» What you will do: Give the count of lines in the data that include "date", with no other words.

═════ Data to process ═════

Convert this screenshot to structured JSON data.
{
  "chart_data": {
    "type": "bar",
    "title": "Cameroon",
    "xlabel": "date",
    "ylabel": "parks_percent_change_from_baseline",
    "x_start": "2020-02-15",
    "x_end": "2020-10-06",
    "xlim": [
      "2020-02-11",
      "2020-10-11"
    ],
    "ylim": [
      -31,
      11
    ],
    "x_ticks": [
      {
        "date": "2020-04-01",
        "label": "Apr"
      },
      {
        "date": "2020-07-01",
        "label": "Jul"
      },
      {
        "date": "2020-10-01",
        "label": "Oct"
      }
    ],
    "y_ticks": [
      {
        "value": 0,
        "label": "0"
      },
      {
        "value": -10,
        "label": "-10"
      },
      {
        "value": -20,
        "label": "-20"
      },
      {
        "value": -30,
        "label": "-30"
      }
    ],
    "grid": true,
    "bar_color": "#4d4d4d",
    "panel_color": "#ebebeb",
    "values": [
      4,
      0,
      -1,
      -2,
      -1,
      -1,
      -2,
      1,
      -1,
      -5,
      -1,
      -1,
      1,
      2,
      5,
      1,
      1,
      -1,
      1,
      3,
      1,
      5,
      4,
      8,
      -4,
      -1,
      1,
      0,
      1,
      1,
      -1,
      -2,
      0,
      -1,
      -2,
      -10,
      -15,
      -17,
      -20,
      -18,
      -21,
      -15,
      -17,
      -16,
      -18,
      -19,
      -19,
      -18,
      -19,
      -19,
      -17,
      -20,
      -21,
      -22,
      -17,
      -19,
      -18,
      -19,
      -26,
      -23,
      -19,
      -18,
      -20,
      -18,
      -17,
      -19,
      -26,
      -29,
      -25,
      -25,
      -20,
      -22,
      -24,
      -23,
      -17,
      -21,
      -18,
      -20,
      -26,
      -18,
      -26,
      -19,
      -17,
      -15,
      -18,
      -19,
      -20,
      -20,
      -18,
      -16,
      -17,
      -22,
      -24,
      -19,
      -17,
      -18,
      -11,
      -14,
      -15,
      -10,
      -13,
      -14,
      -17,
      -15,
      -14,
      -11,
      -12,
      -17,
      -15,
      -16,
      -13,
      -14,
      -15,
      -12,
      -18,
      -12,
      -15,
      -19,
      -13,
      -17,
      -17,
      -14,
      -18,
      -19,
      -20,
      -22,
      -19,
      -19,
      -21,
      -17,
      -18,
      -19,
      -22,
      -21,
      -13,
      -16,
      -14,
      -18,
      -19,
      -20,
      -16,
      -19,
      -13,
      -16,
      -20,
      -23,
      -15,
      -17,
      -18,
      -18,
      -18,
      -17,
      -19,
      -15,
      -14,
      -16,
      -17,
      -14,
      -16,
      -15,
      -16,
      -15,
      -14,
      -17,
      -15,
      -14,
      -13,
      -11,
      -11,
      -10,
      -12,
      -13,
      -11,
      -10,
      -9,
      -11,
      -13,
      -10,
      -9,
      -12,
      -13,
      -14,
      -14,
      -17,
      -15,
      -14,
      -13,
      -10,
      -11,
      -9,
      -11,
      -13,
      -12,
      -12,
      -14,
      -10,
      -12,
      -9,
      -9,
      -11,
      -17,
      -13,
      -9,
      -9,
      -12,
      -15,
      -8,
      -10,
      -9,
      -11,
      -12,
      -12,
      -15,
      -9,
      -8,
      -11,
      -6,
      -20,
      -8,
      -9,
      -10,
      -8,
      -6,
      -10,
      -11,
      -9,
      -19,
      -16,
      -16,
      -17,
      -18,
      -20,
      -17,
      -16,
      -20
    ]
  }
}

═════

» The answer: 4